== Exercise aim ==
Skip every picture and transcribe the remaining material exactly.

(Collection entries)
┌──
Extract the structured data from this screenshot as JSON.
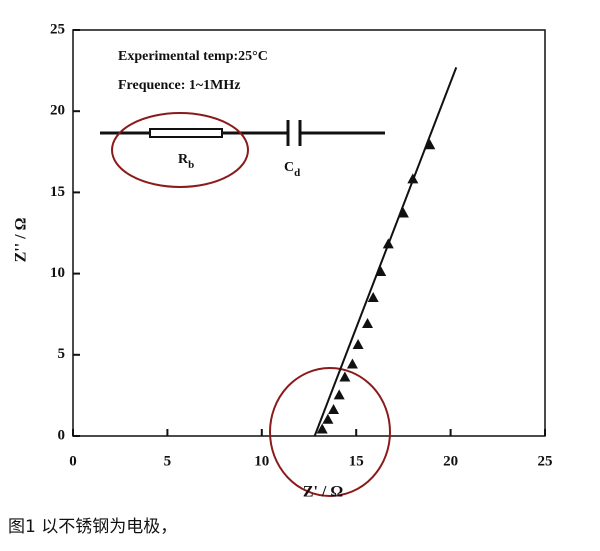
{
  "chart_data": {
    "type": "scatter",
    "annotations": [
      "Experimental temp:25°C",
      "Frequence: 1~1MHz"
    ],
    "circuit": {
      "resistor": {
        "main": "R",
        "sub": "b"
      },
      "capacitor": {
        "main": "C",
        "sub": "d"
      }
    },
    "xlabel": "Z' / Ω",
    "ylabel": "Z'' / Ω",
    "xlim": [
      0,
      25
    ],
    "ylim": [
      0,
      25
    ],
    "xticks": [
      0,
      5,
      10,
      15,
      20,
      25
    ],
    "yticks": [
      0,
      5,
      10,
      15,
      20,
      25
    ],
    "series": [
      {
        "style": "marker",
        "marker": "triangle",
        "color": "#111111",
        "x": [
          13.2,
          13.5,
          13.8,
          14.1,
          14.4,
          14.8,
          15.1,
          15.6,
          15.9,
          16.3,
          16.7,
          17.5,
          18.0,
          18.9
        ],
        "y": [
          0.4,
          1.0,
          1.6,
          2.5,
          3.6,
          4.4,
          5.6,
          6.9,
          8.5,
          10.1,
          11.8,
          13.7,
          15.8,
          17.9
        ]
      },
      {
        "style": "line",
        "color": "#111111",
        "x": [
          12.8,
          20.3
        ],
        "y": [
          0,
          22.7
        ]
      }
    ]
  },
  "caption": "图1   以不锈钢为电极，"
}
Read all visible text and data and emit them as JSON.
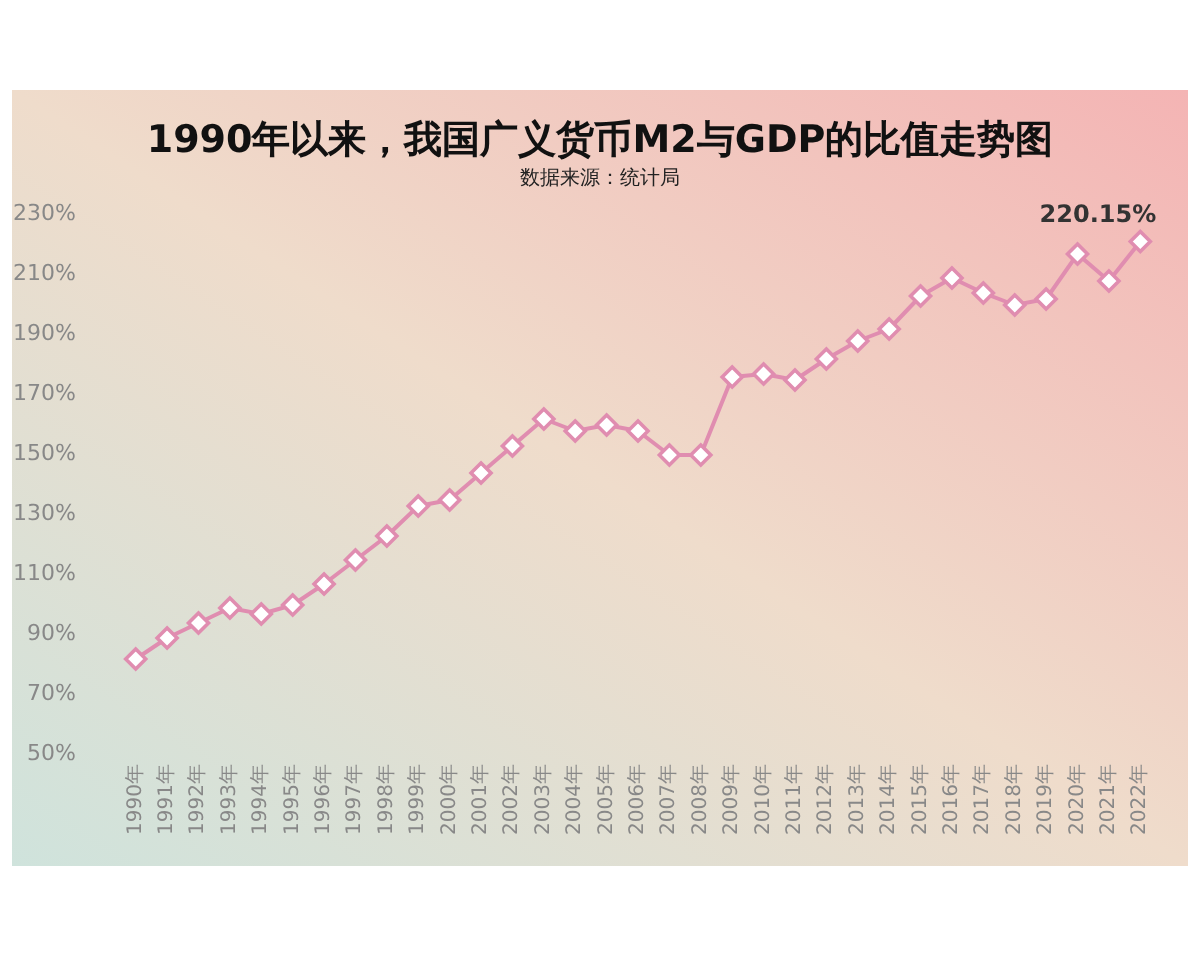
{
  "chart_data": {
    "type": "line",
    "title": "1990年以来，我国广义货币M2与GDP的比值走势图",
    "subtitle": "数据来源：统计局",
    "categories": [
      "1990年",
      "1991年",
      "1992年",
      "1993年",
      "1994年",
      "1995年",
      "1996年",
      "1997年",
      "1998年",
      "1999年",
      "2000年",
      "2001年",
      "2002年",
      "2003年",
      "2004年",
      "2005年",
      "2006年",
      "2007年",
      "2008年",
      "2009年",
      "2010年",
      "2011年",
      "2012年",
      "2013年",
      "2014年",
      "2015年",
      "2016年",
      "2017年",
      "2018年",
      "2019年",
      "2020年",
      "2021年",
      "2022年"
    ],
    "values": [
      81,
      88,
      93,
      98,
      96,
      99,
      106,
      114,
      122,
      132,
      134,
      143,
      152,
      161,
      157,
      159,
      157,
      149,
      149,
      175,
      176,
      174,
      181,
      187,
      191,
      202,
      208,
      203,
      199,
      201,
      216,
      207,
      220.15
    ],
    "value_labels": [
      null,
      null,
      null,
      null,
      null,
      null,
      null,
      null,
      null,
      null,
      null,
      null,
      null,
      null,
      null,
      null,
      null,
      null,
      null,
      null,
      null,
      null,
      null,
      null,
      null,
      null,
      null,
      null,
      null,
      null,
      null,
      null,
      "220.15%"
    ],
    "color": "#e08db0",
    "marker": "diamond",
    "ylim": [
      50,
      230
    ],
    "yticks": [
      {
        "value": 50,
        "label": "50%"
      },
      {
        "value": 70,
        "label": "70%"
      },
      {
        "value": 90,
        "label": "90%"
      },
      {
        "value": 110,
        "label": "110%"
      },
      {
        "value": 130,
        "label": "130%"
      },
      {
        "value": 150,
        "label": "150%"
      },
      {
        "value": 170,
        "label": "170%"
      },
      {
        "value": 190,
        "label": "190%"
      },
      {
        "value": 210,
        "label": "210%"
      },
      {
        "value": 230,
        "label": "230%"
      }
    ]
  }
}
└──
== Written reply ==
Extract the structured data from this screenshot as JSON.
{
  "chart_data": {
    "type": "scatter",
    "annotations": [
      "Experimental temp:25°C",
      "Frequence: 1~1MHz"
    ],
    "circuit": {
      "resistor": {
        "main": "R",
        "sub": "b"
      },
      "capacitor": {
        "main": "C",
        "sub": "d"
      }
    },
    "xlabel": "Z' / Ω",
    "ylabel": "Z'' / Ω",
    "xlim": [
      0,
      25
    ],
    "ylim": [
      0,
      25
    ],
    "xticks": [
      0,
      5,
      10,
      15,
      20,
      25
    ],
    "yticks": [
      0,
      5,
      10,
      15,
      20,
      25
    ],
    "series": [
      {
        "style": "marker",
        "marker": "triangle",
        "color": "#111111",
        "x": [
          13.2,
          13.5,
          13.8,
          14.1,
          14.4,
          14.8,
          15.1,
          15.6,
          15.9,
          16.3,
          16.7,
          17.5,
          18.0,
          18.9
        ],
        "y": [
          0.4,
          1.0,
          1.6,
          2.5,
          3.6,
          4.4,
          5.6,
          6.9,
          8.5,
          10.1,
          11.8,
          13.7,
          15.8,
          17.9
        ]
      },
      {
        "style": "line",
        "color": "#111111",
        "x": [
          12.8,
          20.3
        ],
        "y": [
          0,
          22.7
        ]
      }
    ]
  },
  "caption": "图1   以不锈钢为电极，"
}
Read all visible text and data and emit them as JSON.
{
  "chart_data": {
    "type": "line",
    "title": "1990年以来，我国广义货币M2与GDP的比值走势图",
    "subtitle": "数据来源：统计局",
    "categories": [
      "1990年",
      "1991年",
      "1992年",
      "1993年",
      "1994年",
      "1995年",
      "1996年",
      "1997年",
      "1998年",
      "1999年",
      "2000年",
      "2001年",
      "2002年",
      "2003年",
      "2004年",
      "2005年",
      "2006年",
      "2007年",
      "2008年",
      "2009年",
      "2010年",
      "2011年",
      "2012年",
      "2013年",
      "2014年",
      "2015年",
      "2016年",
      "2017年",
      "2018年",
      "2019年",
      "2020年",
      "2021年",
      "2022年"
    ],
    "values": [
      81,
      88,
      93,
      98,
      96,
      99,
      106,
      114,
      122,
      132,
      134,
      143,
      152,
      161,
      157,
      159,
      157,
      149,
      149,
      175,
      176,
      174,
      181,
      187,
      191,
      202,
      208,
      203,
      199,
      201,
      216,
      207,
      220.15
    ],
    "value_labels": [
      null,
      null,
      null,
      null,
      null,
      null,
      null,
      null,
      null,
      null,
      null,
      null,
      null,
      null,
      null,
      null,
      null,
      null,
      null,
      null,
      null,
      null,
      null,
      null,
      null,
      null,
      null,
      null,
      null,
      null,
      null,
      null,
      "220.15%"
    ],
    "color": "#e08db0",
    "marker": "diamond",
    "ylim": [
      50,
      230
    ],
    "yticks": [
      {
        "value": 50,
        "label": "50%"
      },
      {
        "value": 70,
        "label": "70%"
      },
      {
        "value": 90,
        "label": "90%"
      },
      {
        "value": 110,
        "label": "110%"
      },
      {
        "value": 130,
        "label": "130%"
      },
      {
        "value": 150,
        "label": "150%"
      },
      {
        "value": 170,
        "label": "170%"
      },
      {
        "value": 190,
        "label": "190%"
      },
      {
        "value": 210,
        "label": "210%"
      },
      {
        "value": 230,
        "label": "230%"
      }
    ]
  }
}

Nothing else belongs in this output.